● Task description
Write out each line of the material exactly as given, and drop the images.

START Data for this task

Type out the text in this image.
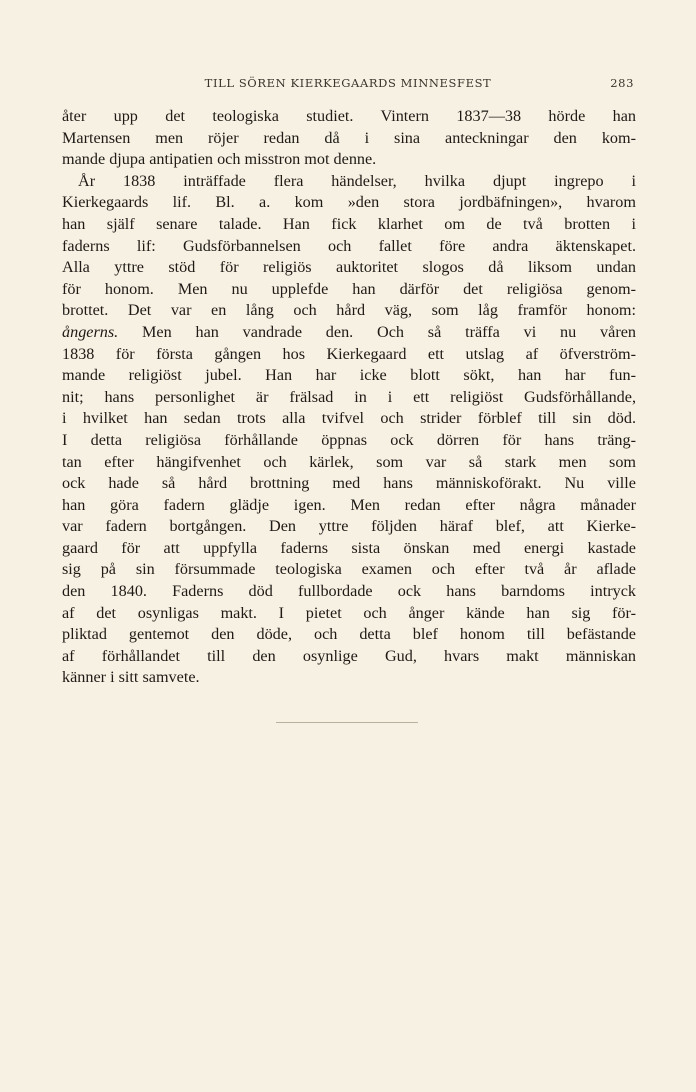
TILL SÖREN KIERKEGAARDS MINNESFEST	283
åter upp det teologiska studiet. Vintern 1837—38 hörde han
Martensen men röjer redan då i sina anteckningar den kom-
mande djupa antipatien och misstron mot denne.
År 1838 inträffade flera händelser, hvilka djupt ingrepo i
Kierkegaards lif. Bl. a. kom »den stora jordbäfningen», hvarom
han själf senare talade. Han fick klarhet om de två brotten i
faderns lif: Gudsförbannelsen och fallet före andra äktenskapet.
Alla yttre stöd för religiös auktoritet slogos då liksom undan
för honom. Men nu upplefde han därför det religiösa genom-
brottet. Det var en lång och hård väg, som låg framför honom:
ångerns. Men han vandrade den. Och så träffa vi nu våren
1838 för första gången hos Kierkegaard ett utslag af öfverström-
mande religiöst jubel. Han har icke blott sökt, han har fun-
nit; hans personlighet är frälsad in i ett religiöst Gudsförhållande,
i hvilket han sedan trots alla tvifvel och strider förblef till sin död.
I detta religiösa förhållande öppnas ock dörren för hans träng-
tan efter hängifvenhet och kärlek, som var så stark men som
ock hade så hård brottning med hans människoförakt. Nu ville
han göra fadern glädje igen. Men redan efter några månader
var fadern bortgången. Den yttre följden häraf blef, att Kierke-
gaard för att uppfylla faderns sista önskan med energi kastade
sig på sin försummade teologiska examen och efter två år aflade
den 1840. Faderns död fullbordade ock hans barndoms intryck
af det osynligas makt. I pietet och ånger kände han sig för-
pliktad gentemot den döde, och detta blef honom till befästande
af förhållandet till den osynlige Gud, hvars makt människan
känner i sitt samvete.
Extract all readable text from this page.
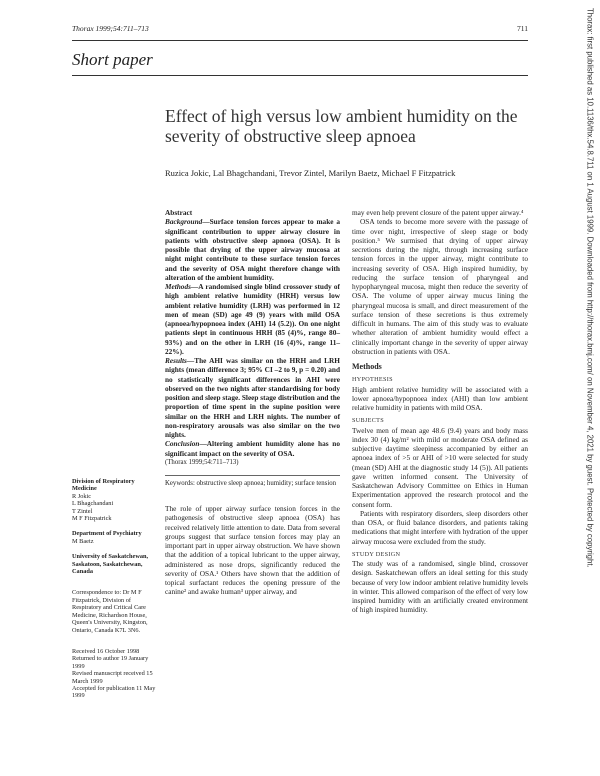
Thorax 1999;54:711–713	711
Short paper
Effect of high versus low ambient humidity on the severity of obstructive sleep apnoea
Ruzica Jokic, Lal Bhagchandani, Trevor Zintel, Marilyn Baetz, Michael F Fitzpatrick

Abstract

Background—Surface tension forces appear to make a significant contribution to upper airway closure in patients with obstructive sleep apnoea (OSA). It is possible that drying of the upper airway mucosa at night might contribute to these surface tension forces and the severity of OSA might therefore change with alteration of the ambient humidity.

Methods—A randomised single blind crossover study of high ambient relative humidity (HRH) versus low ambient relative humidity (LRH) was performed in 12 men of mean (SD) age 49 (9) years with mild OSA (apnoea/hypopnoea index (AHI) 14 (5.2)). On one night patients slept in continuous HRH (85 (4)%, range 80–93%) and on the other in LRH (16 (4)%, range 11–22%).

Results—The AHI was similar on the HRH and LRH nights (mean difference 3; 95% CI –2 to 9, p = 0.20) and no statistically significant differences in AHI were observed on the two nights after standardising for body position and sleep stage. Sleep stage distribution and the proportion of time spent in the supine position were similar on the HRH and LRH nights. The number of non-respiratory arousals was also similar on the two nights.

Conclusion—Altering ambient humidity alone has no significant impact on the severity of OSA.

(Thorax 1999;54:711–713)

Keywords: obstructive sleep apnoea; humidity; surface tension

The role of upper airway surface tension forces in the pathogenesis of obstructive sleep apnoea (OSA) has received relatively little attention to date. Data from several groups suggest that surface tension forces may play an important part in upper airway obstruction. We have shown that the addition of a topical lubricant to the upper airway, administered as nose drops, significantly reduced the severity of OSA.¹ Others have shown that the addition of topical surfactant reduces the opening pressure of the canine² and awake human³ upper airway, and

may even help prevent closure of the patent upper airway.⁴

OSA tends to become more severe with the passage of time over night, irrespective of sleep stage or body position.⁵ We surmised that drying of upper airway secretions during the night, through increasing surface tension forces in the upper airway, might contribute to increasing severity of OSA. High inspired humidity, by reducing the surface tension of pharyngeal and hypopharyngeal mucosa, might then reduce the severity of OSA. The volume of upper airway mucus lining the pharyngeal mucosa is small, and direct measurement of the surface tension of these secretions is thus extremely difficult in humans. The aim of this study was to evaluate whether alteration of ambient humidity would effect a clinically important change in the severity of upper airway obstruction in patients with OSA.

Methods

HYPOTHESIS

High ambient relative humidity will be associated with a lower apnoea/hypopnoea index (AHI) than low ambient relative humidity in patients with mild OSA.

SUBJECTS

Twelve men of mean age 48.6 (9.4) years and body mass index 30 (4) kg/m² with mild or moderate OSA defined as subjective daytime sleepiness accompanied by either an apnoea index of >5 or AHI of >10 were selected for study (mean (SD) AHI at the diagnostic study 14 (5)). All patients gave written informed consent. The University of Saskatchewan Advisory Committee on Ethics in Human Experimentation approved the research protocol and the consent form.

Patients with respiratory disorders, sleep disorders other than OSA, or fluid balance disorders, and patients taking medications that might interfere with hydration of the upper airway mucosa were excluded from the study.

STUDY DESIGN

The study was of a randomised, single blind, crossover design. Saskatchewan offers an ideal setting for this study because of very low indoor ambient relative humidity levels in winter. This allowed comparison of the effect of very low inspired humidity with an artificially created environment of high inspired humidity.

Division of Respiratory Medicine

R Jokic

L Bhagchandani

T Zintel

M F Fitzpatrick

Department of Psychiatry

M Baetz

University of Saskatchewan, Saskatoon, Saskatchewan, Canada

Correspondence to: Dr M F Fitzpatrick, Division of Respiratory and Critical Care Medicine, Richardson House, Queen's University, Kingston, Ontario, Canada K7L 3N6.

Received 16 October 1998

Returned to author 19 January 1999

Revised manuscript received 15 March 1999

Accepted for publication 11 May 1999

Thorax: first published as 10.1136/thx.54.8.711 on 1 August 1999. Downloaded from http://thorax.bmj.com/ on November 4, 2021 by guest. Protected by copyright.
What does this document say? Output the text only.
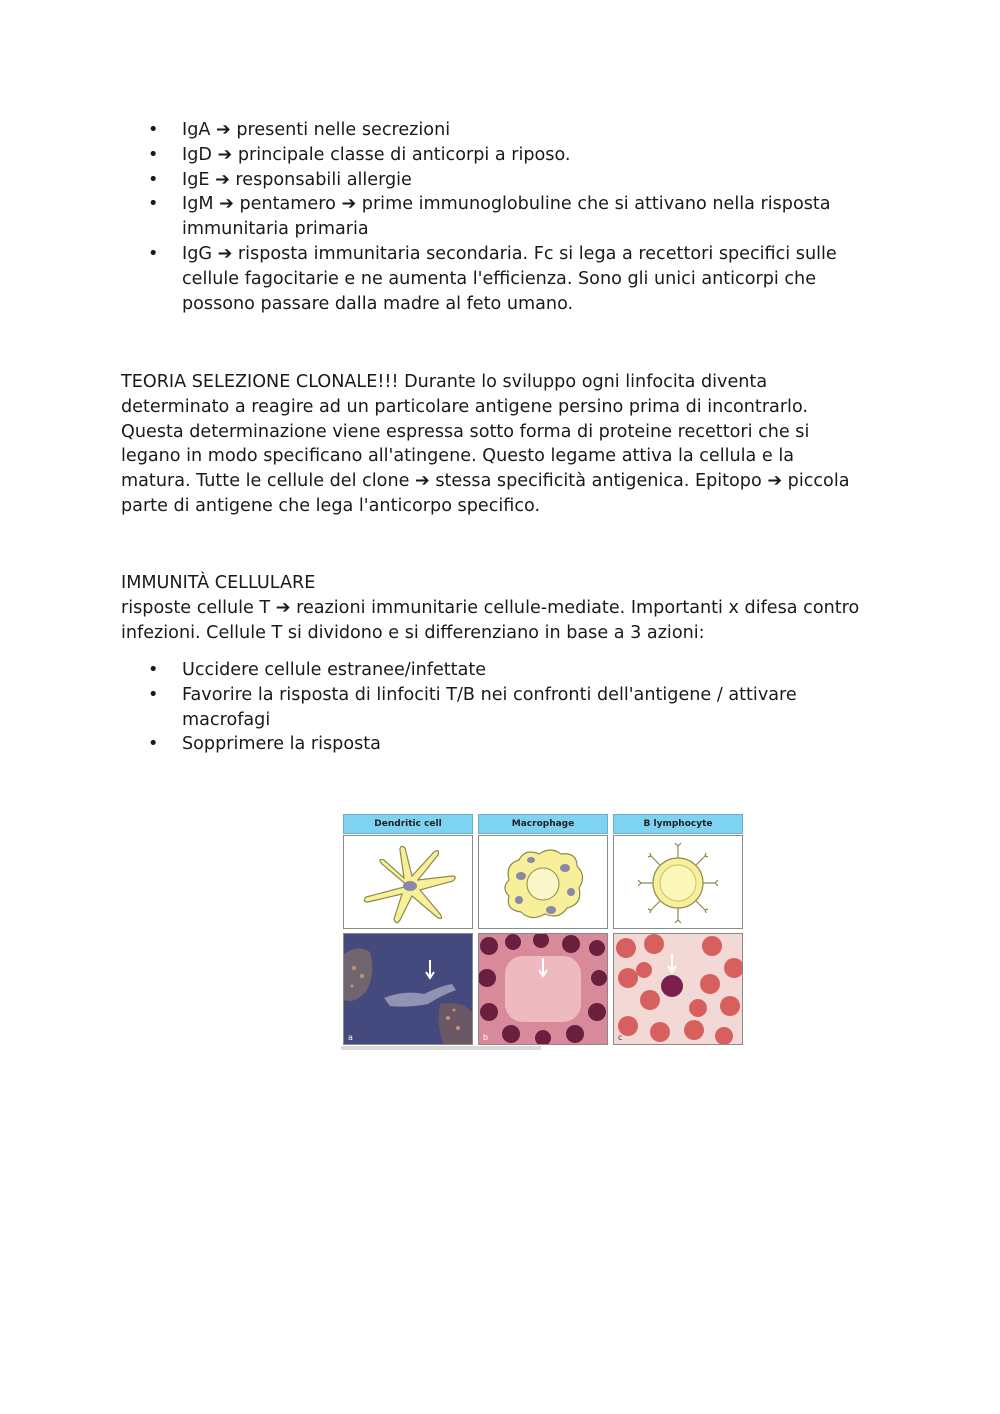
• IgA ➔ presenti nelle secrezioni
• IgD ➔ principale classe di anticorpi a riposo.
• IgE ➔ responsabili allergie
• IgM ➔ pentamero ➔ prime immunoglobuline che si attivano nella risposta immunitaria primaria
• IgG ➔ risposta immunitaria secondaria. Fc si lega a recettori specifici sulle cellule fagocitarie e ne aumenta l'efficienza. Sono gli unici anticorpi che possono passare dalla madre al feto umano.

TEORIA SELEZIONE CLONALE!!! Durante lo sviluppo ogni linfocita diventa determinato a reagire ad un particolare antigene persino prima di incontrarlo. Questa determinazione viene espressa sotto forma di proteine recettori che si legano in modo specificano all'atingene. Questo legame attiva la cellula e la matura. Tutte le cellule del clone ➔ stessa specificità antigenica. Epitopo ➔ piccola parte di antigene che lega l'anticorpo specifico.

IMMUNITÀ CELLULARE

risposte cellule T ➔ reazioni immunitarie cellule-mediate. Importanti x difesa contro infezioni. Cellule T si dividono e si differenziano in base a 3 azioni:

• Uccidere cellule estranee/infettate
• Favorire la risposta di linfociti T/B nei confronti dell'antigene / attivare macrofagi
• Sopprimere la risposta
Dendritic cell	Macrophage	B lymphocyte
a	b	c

END Data for this task

● Answer for this exercise
Type out the text in this image.
TILL SÖREN KIERKEGAARDS MINNESFEST	283
åter upp det teologiska studiet. Vintern 1837—38 hörde han
Martensen men röjer redan då i sina anteckningar den kom-
mande djupa antipatien och misstron mot denne.
År 1838 inträffade flera händelser, hvilka djupt ingrepo i
Kierkegaards lif. Bl. a. kom »den stora jordbäfningen», hvarom
han själf senare talade. Han fick klarhet om de två brotten i
faderns lif: Gudsförbannelsen och fallet före andra äktenskapet.
Alla yttre stöd för religiös auktoritet slogos då liksom undan
för honom. Men nu upplefde han därför det religiösa genom-
brottet. Det var en lång och hård väg, som låg framför honom:
ångerns. Men han vandrade den. Och så träffa vi nu våren
1838 för första gången hos Kierkegaard ett utslag af öfverström-
mande religiöst jubel. Han har icke blott sökt, han har fun-
nit; hans personlighet är frälsad in i ett religiöst Gudsförhållande,
i hvilket han sedan trots alla tvifvel och strider förblef till sin död.
I detta religiösa förhållande öppnas ock dörren för hans träng-
tan efter hängifvenhet och kärlek, som var så stark men som
ock hade så hård brottning med hans människoförakt. Nu ville
han göra fadern glädje igen. Men redan efter några månader
var fadern bortgången. Den yttre följden häraf blef, att Kierke-
gaard för att uppfylla faderns sista önskan med energi kastade
sig på sin försummade teologiska examen och efter två år aflade
den 1840. Faderns död fullbordade ock hans barndoms intryck
af det osynligas makt. I pietet och ånger kände han sig för-
pliktad gentemot den döde, och detta blef honom till befästande
af förhållandet till den osynlige Gud, hvars makt människan
känner i sitt samvete.
Extract all readable text from this page.
Thorax 1999;54:711–713	711
Short paper
Effect of high versus low ambient humidity on the severity of obstructive sleep apnoea
Ruzica Jokic, Lal Bhagchandani, Trevor Zintel, Marilyn Baetz, Michael F Fitzpatrick

Abstract

Background—Surface tension forces appear to make a significant contribution to upper airway closure in patients with obstructive sleep apnoea (OSA). It is possible that drying of the upper airway mucosa at night might contribute to these surface tension forces and the severity of OSA might therefore change with alteration of the ambient humidity.

Methods—A randomised single blind crossover study of high ambient relative humidity (HRH) versus low ambient relative humidity (LRH) was performed in 12 men of mean (SD) age 49 (9) years with mild OSA (apnoea/hypopnoea index (AHI) 14 (5.2)). On one night patients slept in continuous HRH (85 (4)%, range 80–93%) and on the other in LRH (16 (4)%, range 11–22%).

Results—The AHI was similar on the HRH and LRH nights (mean difference 3; 95% CI –2 to 9, p = 0.20) and no statistically significant differences in AHI were observed on the two nights after standardising for body position and sleep stage. Sleep stage distribution and the proportion of time spent in the supine position were similar on the HRH and LRH nights. The number of non-respiratory arousals was also similar on the two nights.

Conclusion—Altering ambient humidity alone has no significant impact on the severity of OSA.

(Thorax 1999;54:711–713)

Keywords: obstructive sleep apnoea; humidity; surface tension

The role of upper airway surface tension forces in the pathogenesis of obstructive sleep apnoea (OSA) has received relatively little attention to date. Data from several groups suggest that surface tension forces may play an important part in upper airway obstruction. We have shown that the addition of a topical lubricant to the upper airway, administered as nose drops, significantly reduced the severity of OSA.¹ Others have shown that the addition of topical surfactant reduces the opening pressure of the canine² and awake human³ upper airway, and

may even help prevent closure of the patent upper airway.⁴

OSA tends to become more severe with the passage of time over night, irrespective of sleep stage or body position.⁵ We surmised that drying of upper airway secretions during the night, through increasing surface tension forces in the upper airway, might contribute to increasing severity of OSA. High inspired humidity, by reducing the surface tension of pharyngeal and hypopharyngeal mucosa, might then reduce the severity of OSA. The volume of upper airway mucus lining the pharyngeal mucosa is small, and direct measurement of the surface tension of these secretions is thus extremely difficult in humans. The aim of this study was to evaluate whether alteration of ambient humidity would effect a clinically important change in the severity of upper airway obstruction in patients with OSA.

Methods

HYPOTHESIS

High ambient relative humidity will be associated with a lower apnoea/hypopnoea index (AHI) than low ambient relative humidity in patients with mild OSA.

SUBJECTS

Twelve men of mean age 48.6 (9.4) years and body mass index 30 (4) kg/m² with mild or moderate OSA defined as subjective daytime sleepiness accompanied by either an apnoea index of >5 or AHI of >10 were selected for study (mean (SD) AHI at the diagnostic study 14 (5)). All patients gave written informed consent. The University of Saskatchewan Advisory Committee on Ethics in Human Experimentation approved the research protocol and the consent form.

Patients with respiratory disorders, sleep disorders other than OSA, or fluid balance disorders, and patients taking medications that might interfere with hydration of the upper airway mucosa were excluded from the study.

STUDY DESIGN

The study was of a randomised, single blind, crossover design. Saskatchewan offers an ideal setting for this study because of very low indoor ambient relative humidity levels in winter. This allowed comparison of the effect of very low inspired humidity with an artificially created environment of high inspired humidity.

Division of Respiratory Medicine

R Jokic

L Bhagchandani

T Zintel

M F Fitzpatrick

Department of Psychiatry

M Baetz

University of Saskatchewan, Saskatoon, Saskatchewan, Canada

Correspondence to: Dr M F Fitzpatrick, Division of Respiratory and Critical Care Medicine, Richardson House, Queen's University, Kingston, Ontario, Canada K7L 3N6.

Received 16 October 1998

Returned to author 19 January 1999

Revised manuscript received 15 March 1999

Accepted for publication 11 May 1999

Thorax: first published as 10.1136/thx.54.8.711 on 1 August 1999. Downloaded from http://thorax.bmj.com/ on November 4, 2021 by guest. Protected by copyright.
What does this document say? Output the text only.
• IgA ➔ presenti nelle secrezioni
• IgD ➔ principale classe di anticorpi a riposo.
• IgE ➔ responsabili allergie
• IgM ➔ pentamero ➔ prime immunoglobuline che si attivano nella risposta immunitaria primaria
• IgG ➔ risposta immunitaria secondaria. Fc si lega a recettori specifici sulle cellule fagocitarie e ne aumenta l'efficienza. Sono gli unici anticorpi che possono passare dalla madre al feto umano.

TEORIA SELEZIONE CLONALE!!! Durante lo sviluppo ogni linfocita diventa determinato a reagire ad un particolare antigene persino prima di incontrarlo. Questa determinazione viene espressa sotto forma di proteine recettori che si legano in modo specificano all'atingene. Questo legame attiva la cellula e la matura. Tutte le cellule del clone ➔ stessa specificità antigenica. Epitopo ➔ piccola parte di antigene che lega l'anticorpo specifico.

IMMUNITÀ CELLULARE

risposte cellule T ➔ reazioni immunitarie cellule-mediate. Importanti x difesa contro infezioni. Cellule T si dividono e si differenziano in base a 3 azioni:

• Uccidere cellule estranee/infettate
• Favorire la risposta di linfociti T/B nei confronti dell'antigene / attivare macrofagi
• Sopprimere la risposta
Dendritic cell	Macrophage	B lymphocyte
a	b	c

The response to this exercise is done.